§ **EXERCISE GOAL**
Write out the entries verbatim and leave the images out of the copy.
··········
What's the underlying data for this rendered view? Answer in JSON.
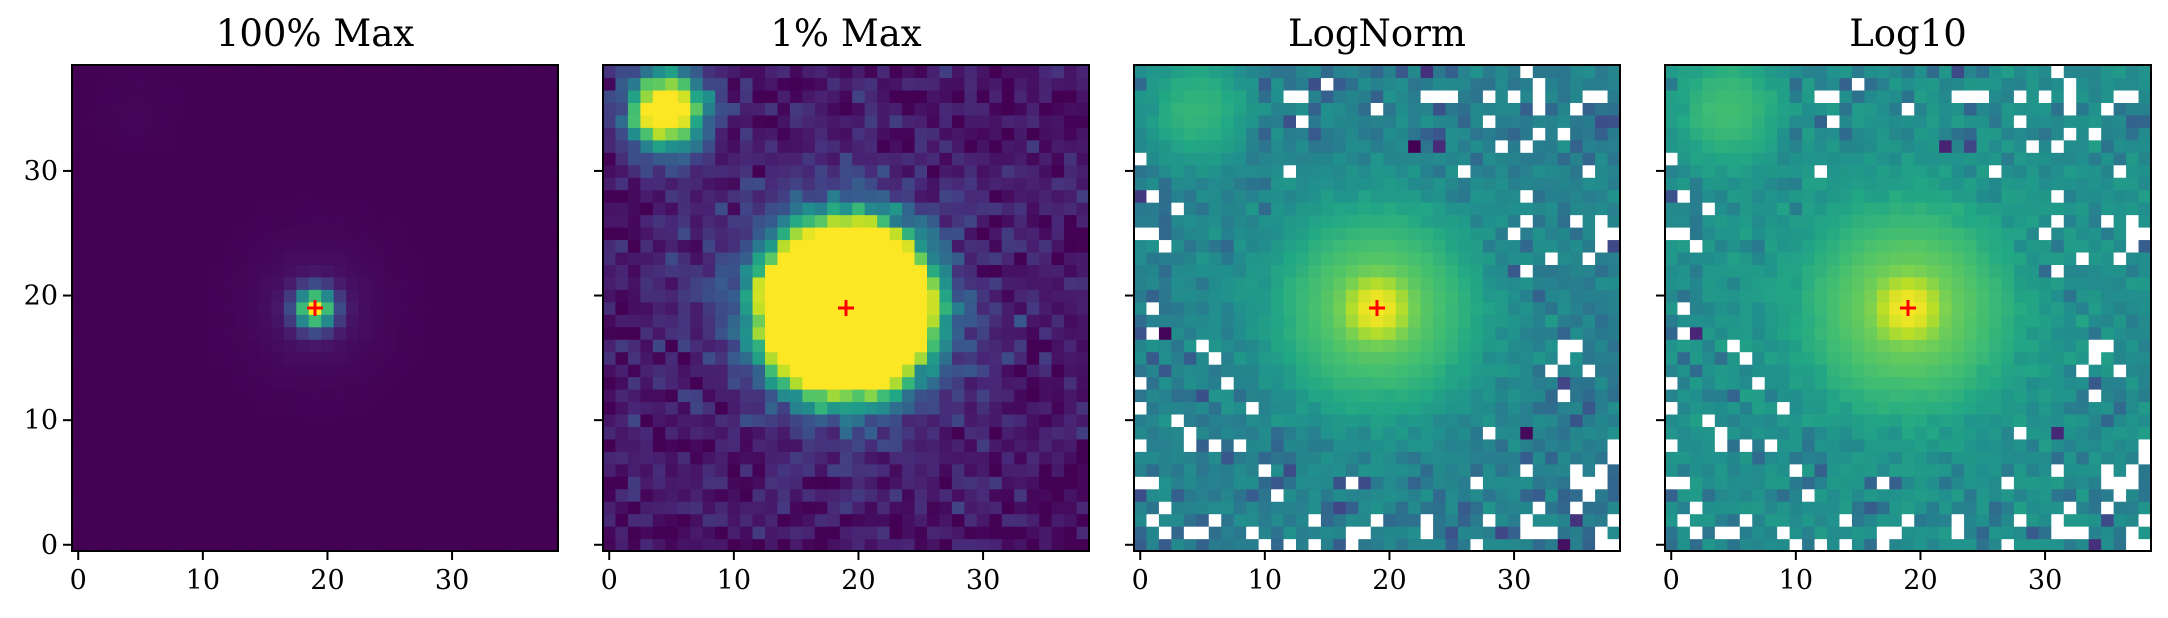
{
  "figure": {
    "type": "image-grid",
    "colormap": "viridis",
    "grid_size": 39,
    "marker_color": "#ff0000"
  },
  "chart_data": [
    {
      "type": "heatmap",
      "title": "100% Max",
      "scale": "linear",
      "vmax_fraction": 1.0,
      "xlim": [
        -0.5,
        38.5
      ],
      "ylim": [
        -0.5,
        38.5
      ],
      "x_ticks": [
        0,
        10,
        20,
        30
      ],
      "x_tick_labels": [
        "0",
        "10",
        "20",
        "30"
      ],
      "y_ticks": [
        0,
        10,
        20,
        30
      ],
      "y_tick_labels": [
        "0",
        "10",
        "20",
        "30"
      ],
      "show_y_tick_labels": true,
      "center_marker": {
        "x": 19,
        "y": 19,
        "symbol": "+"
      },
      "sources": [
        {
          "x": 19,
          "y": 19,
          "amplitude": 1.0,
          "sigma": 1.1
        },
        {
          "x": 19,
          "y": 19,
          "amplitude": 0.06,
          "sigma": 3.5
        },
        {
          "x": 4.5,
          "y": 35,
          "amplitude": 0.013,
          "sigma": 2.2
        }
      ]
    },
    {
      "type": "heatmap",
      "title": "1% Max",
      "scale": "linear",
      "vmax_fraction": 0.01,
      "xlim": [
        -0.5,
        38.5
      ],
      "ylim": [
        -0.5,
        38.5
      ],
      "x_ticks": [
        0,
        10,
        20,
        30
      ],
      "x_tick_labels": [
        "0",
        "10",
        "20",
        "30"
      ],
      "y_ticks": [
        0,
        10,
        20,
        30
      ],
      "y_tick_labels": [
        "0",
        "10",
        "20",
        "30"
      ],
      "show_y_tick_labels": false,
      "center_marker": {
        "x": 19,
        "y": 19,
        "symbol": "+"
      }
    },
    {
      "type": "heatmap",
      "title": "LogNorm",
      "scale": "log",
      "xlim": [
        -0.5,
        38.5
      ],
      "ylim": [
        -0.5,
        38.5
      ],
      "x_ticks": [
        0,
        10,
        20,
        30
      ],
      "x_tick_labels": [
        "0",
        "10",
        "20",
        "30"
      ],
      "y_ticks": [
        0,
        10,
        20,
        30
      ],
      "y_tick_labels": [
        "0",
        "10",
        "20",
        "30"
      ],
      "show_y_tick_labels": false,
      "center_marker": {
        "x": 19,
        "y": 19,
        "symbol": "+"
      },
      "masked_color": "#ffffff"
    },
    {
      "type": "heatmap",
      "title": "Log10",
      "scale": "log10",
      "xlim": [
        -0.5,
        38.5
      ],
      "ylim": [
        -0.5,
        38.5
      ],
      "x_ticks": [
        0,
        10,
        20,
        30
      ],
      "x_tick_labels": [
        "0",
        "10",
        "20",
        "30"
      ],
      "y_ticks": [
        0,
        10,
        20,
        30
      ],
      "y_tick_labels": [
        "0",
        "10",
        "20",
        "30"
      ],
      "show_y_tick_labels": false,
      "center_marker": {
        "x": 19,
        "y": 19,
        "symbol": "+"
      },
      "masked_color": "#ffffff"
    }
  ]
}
··········
§ **EXERCISE SOLUTION**
What's the underlying data for this rendered view? Answer in JSON.
{
  "figure": {
    "type": "image-grid",
    "colormap": "viridis",
    "grid_size": 39,
    "marker_color": "#ff0000"
  },
  "chart_data": [
    {
      "type": "heatmap",
      "title": "100% Max",
      "scale": "linear",
      "vmax_fraction": 1.0,
      "xlim": [
        -0.5,
        38.5
      ],
      "ylim": [
        -0.5,
        38.5
      ],
      "x_ticks": [
        0,
        10,
        20,
        30
      ],
      "x_tick_labels": [
        "0",
        "10",
        "20",
        "30"
      ],
      "y_ticks": [
        0,
        10,
        20,
        30
      ],
      "y_tick_labels": [
        "0",
        "10",
        "20",
        "30"
      ],
      "show_y_tick_labels": true,
      "center_marker": {
        "x": 19,
        "y": 19,
        "symbol": "+"
      },
      "sources": [
        {
          "x": 19,
          "y": 19,
          "amplitude": 1.0,
          "sigma": 1.1
        },
        {
          "x": 19,
          "y": 19,
          "amplitude": 0.06,
          "sigma": 3.5
        },
        {
          "x": 4.5,
          "y": 35,
          "amplitude": 0.013,
          "sigma": 2.2
        }
      ]
    },
    {
      "type": "heatmap",
      "title": "1% Max",
      "scale": "linear",
      "vmax_fraction": 0.01,
      "xlim": [
        -0.5,
        38.5
      ],
      "ylim": [
        -0.5,
        38.5
      ],
      "x_ticks": [
        0,
        10,
        20,
        30
      ],
      "x_tick_labels": [
        "0",
        "10",
        "20",
        "30"
      ],
      "y_ticks": [
        0,
        10,
        20,
        30
      ],
      "y_tick_labels": [
        "0",
        "10",
        "20",
        "30"
      ],
      "show_y_tick_labels": false,
      "center_marker": {
        "x": 19,
        "y": 19,
        "symbol": "+"
      }
    },
    {
      "type": "heatmap",
      "title": "LogNorm",
      "scale": "log",
      "xlim": [
        -0.5,
        38.5
      ],
      "ylim": [
        -0.5,
        38.5
      ],
      "x_ticks": [
        0,
        10,
        20,
        30
      ],
      "x_tick_labels": [
        "0",
        "10",
        "20",
        "30"
      ],
      "y_ticks": [
        0,
        10,
        20,
        30
      ],
      "y_tick_labels": [
        "0",
        "10",
        "20",
        "30"
      ],
      "show_y_tick_labels": false,
      "center_marker": {
        "x": 19,
        "y": 19,
        "symbol": "+"
      },
      "masked_color": "#ffffff"
    },
    {
      "type": "heatmap",
      "title": "Log10",
      "scale": "log10",
      "xlim": [
        -0.5,
        38.5
      ],
      "ylim": [
        -0.5,
        38.5
      ],
      "x_ticks": [
        0,
        10,
        20,
        30
      ],
      "x_tick_labels": [
        "0",
        "10",
        "20",
        "30"
      ],
      "y_ticks": [
        0,
        10,
        20,
        30
      ],
      "y_tick_labels": [
        "0",
        "10",
        "20",
        "30"
      ],
      "show_y_tick_labels": false,
      "center_marker": {
        "x": 19,
        "y": 19,
        "symbol": "+"
      },
      "masked_color": "#ffffff"
    }
  ]
}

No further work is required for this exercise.